* Objective: Search the entries for the word "marker" and pull out each line that has it.
+++ Dataset records +++
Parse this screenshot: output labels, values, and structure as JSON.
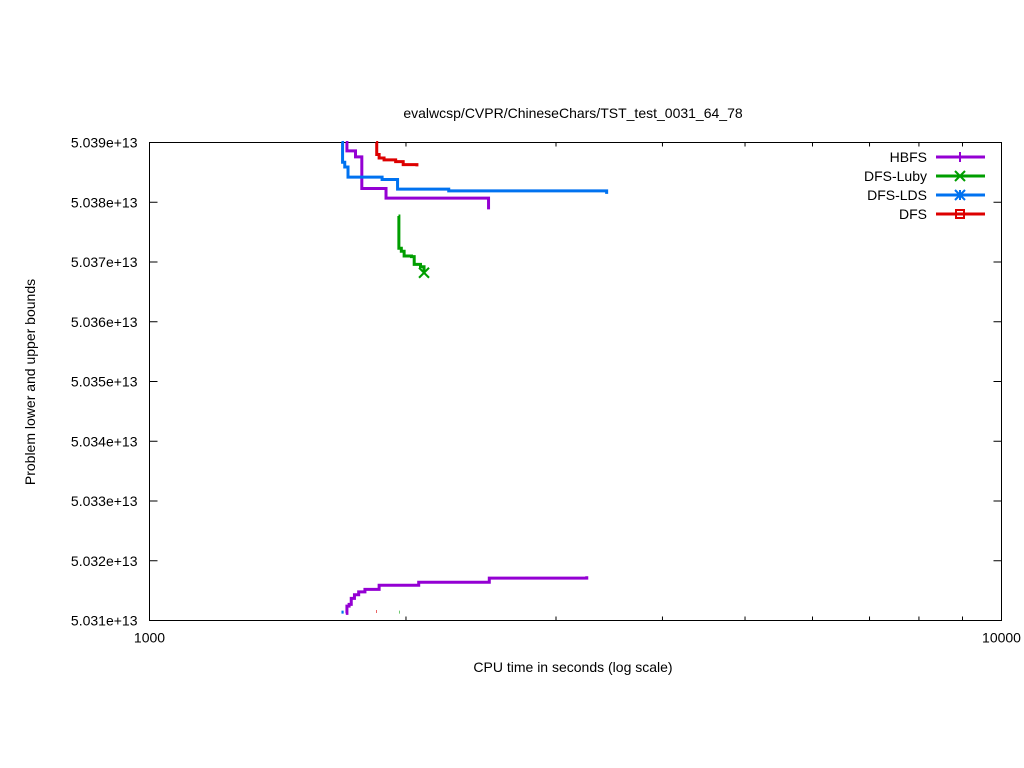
{
  "chart_data": {
    "type": "line",
    "title": "evalwcsp/CVPR/ChineseChars/TST_test_0031_64_78",
    "xlabel": "CPU time in seconds (log scale)",
    "ylabel": "Problem lower and upper bounds",
    "xscale": "log",
    "xlim": [
      1000,
      10000
    ],
    "ylim": [
      50310000000000,
      50390000000000
    ],
    "x_tick_labels": [
      {
        "value": 1000,
        "label": "1000"
      },
      {
        "value": 10000,
        "label": "10000"
      }
    ],
    "y_tick_labels": [
      {
        "value": 50310000000000,
        "label": "5.031e+13"
      },
      {
        "value": 50320000000000,
        "label": "5.032e+13"
      },
      {
        "value": 50330000000000,
        "label": "5.033e+13"
      },
      {
        "value": 50340000000000,
        "label": "5.034e+13"
      },
      {
        "value": 50350000000000,
        "label": "5.035e+13"
      },
      {
        "value": 50360000000000,
        "label": "5.036e+13"
      },
      {
        "value": 50370000000000,
        "label": "5.037e+13"
      },
      {
        "value": 50380000000000,
        "label": "5.038e+13"
      },
      {
        "value": 50390000000000,
        "label": "5.039e+13"
      }
    ],
    "grid": false,
    "legend_position": "top-right",
    "series": [
      {
        "name": "HBFS",
        "color": "#9400d3",
        "marker": "plus",
        "upper": [
          [
            1700,
            50390000000000
          ],
          [
            1705,
            50388600000000
          ],
          [
            1740,
            50388600000000
          ],
          [
            1745,
            50387600000000
          ],
          [
            1770,
            50387600000000
          ],
          [
            1775,
            50382300000000
          ],
          [
            1890,
            50382300000000
          ],
          [
            1895,
            50380700000000
          ],
          [
            2500,
            50380700000000
          ],
          [
            2500,
            50378800000000
          ]
        ],
        "lower": [
          [
            1700,
            50311200000000
          ],
          [
            1705,
            50312400000000
          ],
          [
            1715,
            50312700000000
          ],
          [
            1725,
            50313700000000
          ],
          [
            1740,
            50314300000000
          ],
          [
            1760,
            50314800000000
          ],
          [
            1790,
            50315200000000
          ],
          [
            1850,
            50315200000000
          ],
          [
            1860,
            50315900000000
          ],
          [
            2060,
            50315900000000
          ],
          [
            2070,
            50316400000000
          ],
          [
            2500,
            50316400000000
          ],
          [
            2505,
            50317100000000
          ],
          [
            3260,
            50317100000000
          ],
          [
            3260,
            50317400000000
          ]
        ]
      },
      {
        "name": "DFS-Luby",
        "color": "#009e00",
        "marker": "x",
        "upper": [
          [
            1960,
            50377700000000
          ],
          [
            1962,
            50372300000000
          ],
          [
            1975,
            50371800000000
          ],
          [
            1990,
            50371000000000
          ],
          [
            2030,
            50370900000000
          ],
          [
            2045,
            50369600000000
          ],
          [
            2080,
            50369200000000
          ],
          [
            2100,
            50368200000000
          ]
        ],
        "lower": [
          [
            1965,
            50311400000000
          ],
          [
            1968,
            50311400000000
          ]
        ]
      },
      {
        "name": "DFS-LDS",
        "color": "#0072f0",
        "marker": "asterisk",
        "upper": [
          [
            1680,
            50390000000000
          ],
          [
            1685,
            50386700000000
          ],
          [
            1695,
            50385900000000
          ],
          [
            1710,
            50384200000000
          ],
          [
            1870,
            50384200000000
          ],
          [
            1875,
            50383800000000
          ],
          [
            1950,
            50383800000000
          ],
          [
            1955,
            50382200000000
          ],
          [
            2240,
            50382200000000
          ],
          [
            2245,
            50381900000000
          ],
          [
            3440,
            50381900000000
          ],
          [
            3440,
            50381400000000
          ]
        ],
        "lower": [
          [
            1680,
            50311400000000
          ],
          [
            1690,
            50311400000000
          ]
        ]
      },
      {
        "name": "DFS",
        "color": "#dd0000",
        "marker": "square",
        "upper": [
          [
            1845,
            50390000000000
          ],
          [
            1848,
            50388000000000
          ],
          [
            1860,
            50387400000000
          ],
          [
            1880,
            50387400000000
          ],
          [
            1885,
            50387100000000
          ],
          [
            1940,
            50387100000000
          ],
          [
            1945,
            50386800000000
          ],
          [
            1980,
            50386800000000
          ],
          [
            1985,
            50386300000000
          ],
          [
            2060,
            50386300000000
          ],
          [
            2060,
            50386000000000
          ]
        ],
        "lower": [
          [
            1845,
            50311500000000
          ],
          [
            1848,
            50311500000000
          ]
        ]
      }
    ]
  }
}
+++
* Answer below:
        "marker": "plus",
        "marker": "x",
        "marker": "asterisk",
        "marker": "square",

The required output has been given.